▶ Set exercise
Make an exact copy of the entries, and keep any pictures out of it.

Begin Material provided

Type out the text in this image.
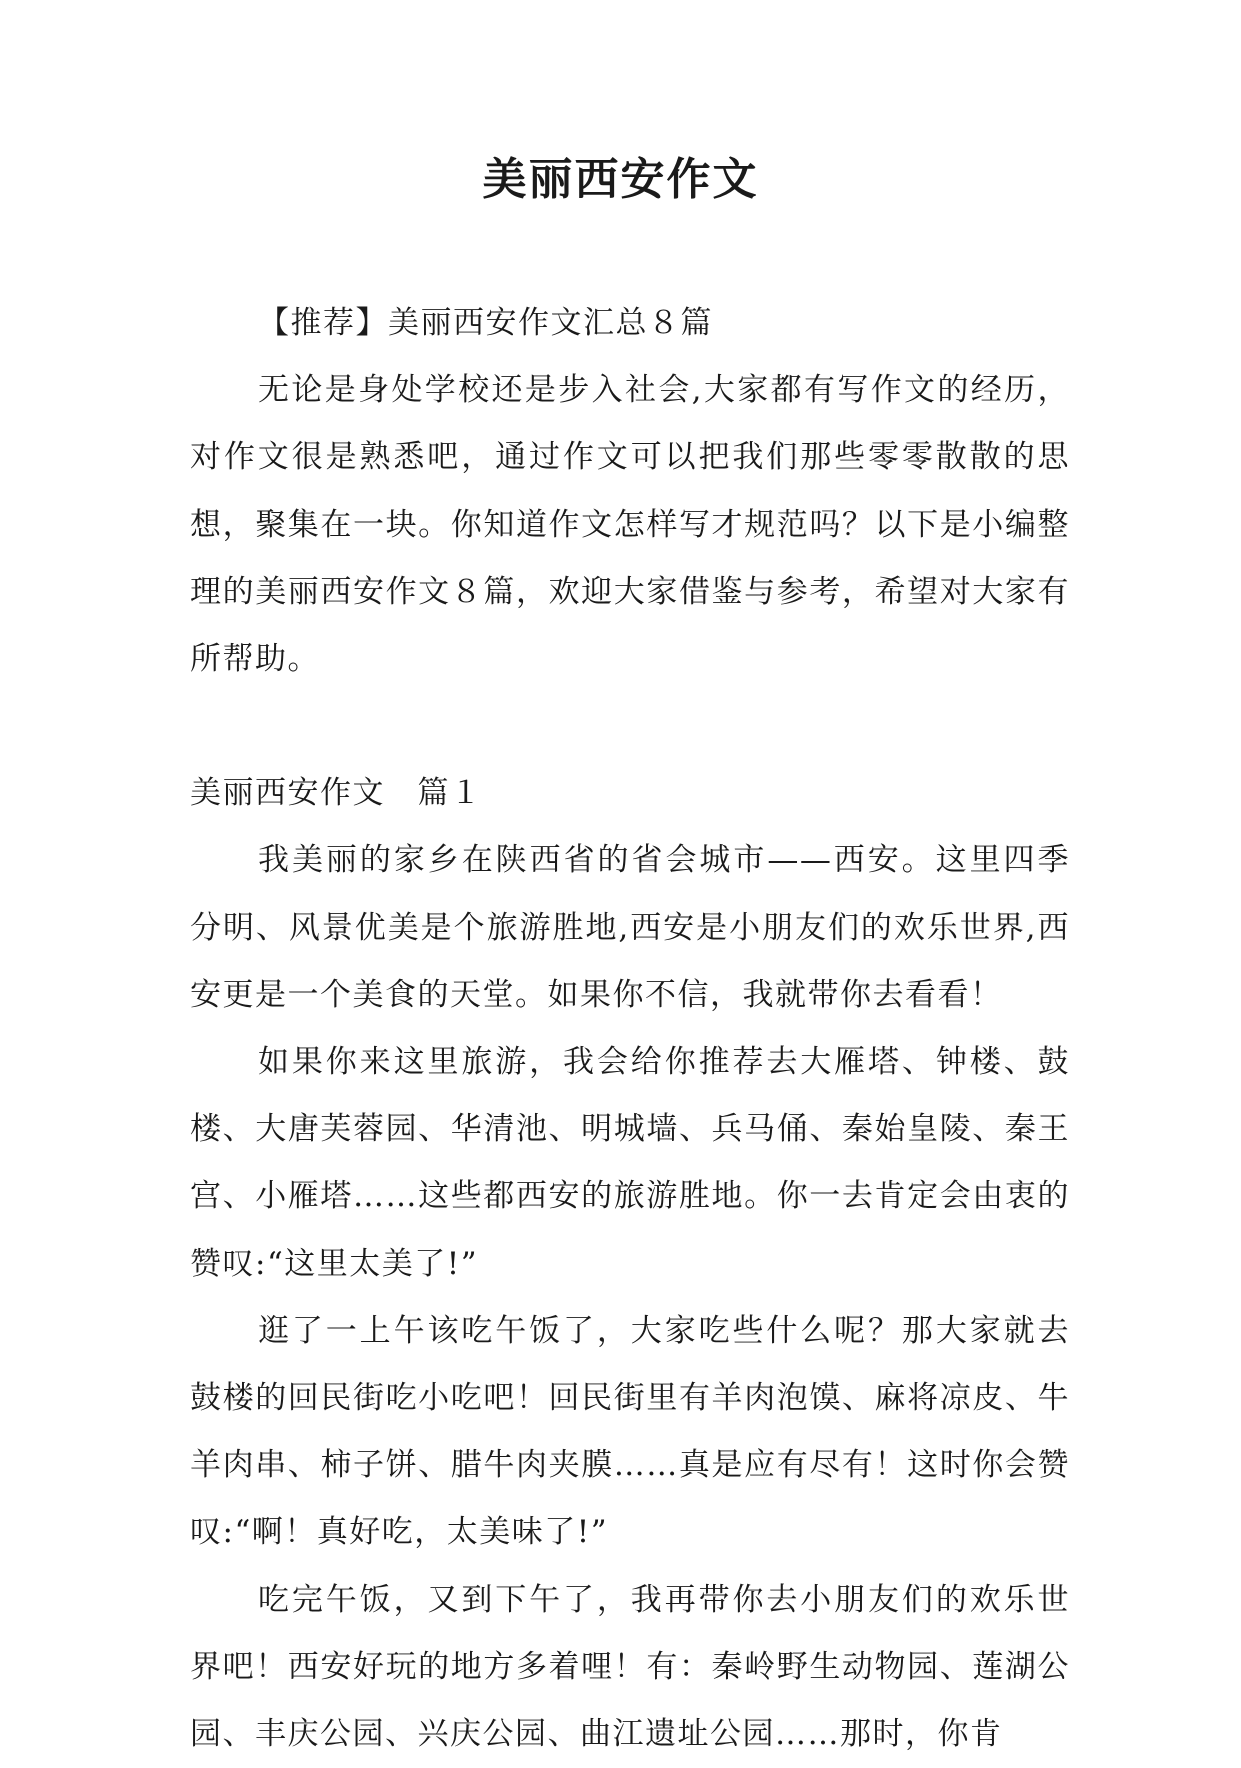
美丽西安作文

【推荐】美丽西安作文汇总８篇

无论是身处学校还是步入社会,大家都有写作文的经历，对作文很是熟悉吧，通过作文可以把我们那些零零散散的思想，聚集在一块。你知道作文怎样写才规范吗？以下是小编整理的美丽西安作文８篇，欢迎大家借鉴与参考，希望对大家有所帮助。

美丽西安作文　篇１

我美丽的家乡在陕西省的省会城市——西安。这里四季分明、风景优美是个旅游胜地,西安是小朋友们的欢乐世界,西安更是一个美食的天堂。如果你不信，我就带你去看看！

如果你来这里旅游，我会给你推荐去大雁塔、钟楼、鼓楼、大唐芙蓉园、华清池、明城墙、兵马俑、秦始皇陵、秦王宫、小雁塔……这些都西安的旅游胜地。你一去肯定会由衷的赞叹:“这里太美了!”

逛了一上午该吃午饭了，大家吃些什么呢？那大家就去鼓楼的回民街吃小吃吧！回民街里有羊肉泡馍、麻将凉皮、牛羊肉串、柿子饼、腊牛肉夹膜……真是应有尽有！这时你会赞叹:“啊！真好吃，太美味了!”

吃完午饭，又到下午了，我再带你去小朋友们的欢乐世界吧！西安好玩的地方多着哩！有：秦岭野生动物园、莲湖公园、丰庆公园、兴庆公园、曲江遗址公园……那时，你肯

End Material provided

▶ Written answer
Type out the text in this image.
美丽西安作文

【推荐】美丽西安作文汇总８篇

无论是身处学校还是步入社会,大家都有写作文的经历，对作文很是熟悉吧，通过作文可以把我们那些零零散散的思想，聚集在一块。你知道作文怎样写才规范吗？以下是小编整理的美丽西安作文８篇，欢迎大家借鉴与参考，希望对大家有所帮助。

美丽西安作文　篇１

我美丽的家乡在陕西省的省会城市——西安。这里四季分明、风景优美是个旅游胜地,西安是小朋友们的欢乐世界,西安更是一个美食的天堂。如果你不信，我就带你去看看！

如果你来这里旅游，我会给你推荐去大雁塔、钟楼、鼓楼、大唐芙蓉园、华清池、明城墙、兵马俑、秦始皇陵、秦王宫、小雁塔……这些都西安的旅游胜地。你一去肯定会由衷的赞叹:“这里太美了!”

逛了一上午该吃午饭了，大家吃些什么呢？那大家就去鼓楼的回民街吃小吃吧！回民街里有羊肉泡馍、麻将凉皮、牛羊肉串、柿子饼、腊牛肉夹膜……真是应有尽有！这时你会赞叹:“啊！真好吃，太美味了!”

吃完午饭，又到下午了，我再带你去小朋友们的欢乐世界吧！西安好玩的地方多着哩！有：秦岭野生动物园、莲湖公园、丰庆公园、兴庆公园、曲江遗址公园……那时，你肯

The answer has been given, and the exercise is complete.